In the records below, find the line containing "What does this"; copy exactly that line and all lines after it to the end, and nothing else.

(Collected data)
···

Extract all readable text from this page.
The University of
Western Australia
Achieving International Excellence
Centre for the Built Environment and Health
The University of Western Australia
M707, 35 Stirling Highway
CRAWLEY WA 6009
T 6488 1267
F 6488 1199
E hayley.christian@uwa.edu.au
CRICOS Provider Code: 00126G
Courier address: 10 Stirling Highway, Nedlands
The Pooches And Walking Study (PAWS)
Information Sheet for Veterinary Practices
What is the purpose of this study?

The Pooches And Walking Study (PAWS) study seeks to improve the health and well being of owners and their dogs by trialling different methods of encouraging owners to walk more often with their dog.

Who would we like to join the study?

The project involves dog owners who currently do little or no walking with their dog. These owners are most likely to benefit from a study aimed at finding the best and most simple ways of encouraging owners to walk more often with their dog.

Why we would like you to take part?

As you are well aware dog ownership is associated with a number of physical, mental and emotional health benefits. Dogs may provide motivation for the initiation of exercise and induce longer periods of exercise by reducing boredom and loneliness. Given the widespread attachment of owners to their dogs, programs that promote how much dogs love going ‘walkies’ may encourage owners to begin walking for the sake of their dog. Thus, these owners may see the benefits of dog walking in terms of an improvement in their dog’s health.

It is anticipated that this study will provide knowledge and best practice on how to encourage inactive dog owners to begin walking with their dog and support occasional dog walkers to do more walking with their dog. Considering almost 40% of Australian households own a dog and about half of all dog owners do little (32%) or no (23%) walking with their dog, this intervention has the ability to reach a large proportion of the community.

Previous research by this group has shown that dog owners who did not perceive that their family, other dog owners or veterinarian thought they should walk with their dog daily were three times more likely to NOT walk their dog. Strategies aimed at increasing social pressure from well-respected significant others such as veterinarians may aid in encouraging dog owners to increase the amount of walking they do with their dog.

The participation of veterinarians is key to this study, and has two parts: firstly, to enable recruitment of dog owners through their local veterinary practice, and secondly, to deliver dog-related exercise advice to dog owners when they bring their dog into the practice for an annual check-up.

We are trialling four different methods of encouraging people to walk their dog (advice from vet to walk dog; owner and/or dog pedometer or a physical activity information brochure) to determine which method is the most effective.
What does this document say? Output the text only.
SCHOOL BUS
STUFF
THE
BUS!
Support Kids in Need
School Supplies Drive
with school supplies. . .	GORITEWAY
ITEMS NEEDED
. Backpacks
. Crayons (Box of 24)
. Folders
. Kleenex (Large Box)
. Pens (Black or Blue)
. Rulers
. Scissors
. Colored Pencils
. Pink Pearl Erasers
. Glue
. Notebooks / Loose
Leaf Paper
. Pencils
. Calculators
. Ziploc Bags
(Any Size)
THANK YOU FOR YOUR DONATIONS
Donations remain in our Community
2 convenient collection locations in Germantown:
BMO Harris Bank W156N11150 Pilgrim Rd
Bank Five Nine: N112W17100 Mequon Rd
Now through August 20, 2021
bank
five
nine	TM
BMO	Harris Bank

···

■ Reply to the task ■
What does this document say? Output the text only.
SCHOOL BUS
STUFF
THE
BUS!
Support Kids in Need
School Supplies Drive
with school supplies. . .	GORITEWAY
ITEMS NEEDED
. Backpacks
. Crayons (Box of 24)
. Folders
. Kleenex (Large Box)
. Pens (Black or Blue)
. Rulers
. Scissors
. Colored Pencils
. Pink Pearl Erasers
. Glue
. Notebooks / Loose
Leaf Paper
. Pencils
. Calculators
. Ziploc Bags
(Any Size)
THANK YOU FOR YOUR DONATIONS
Donations remain in our Community
2 convenient collection locations in Germantown:
BMO Harris Bank W156N11150 Pilgrim Rd
Bank Five Nine: N112W17100 Mequon Rd
Now through August 20, 2021
bank
five
nine	TM
BMO	Harris Bank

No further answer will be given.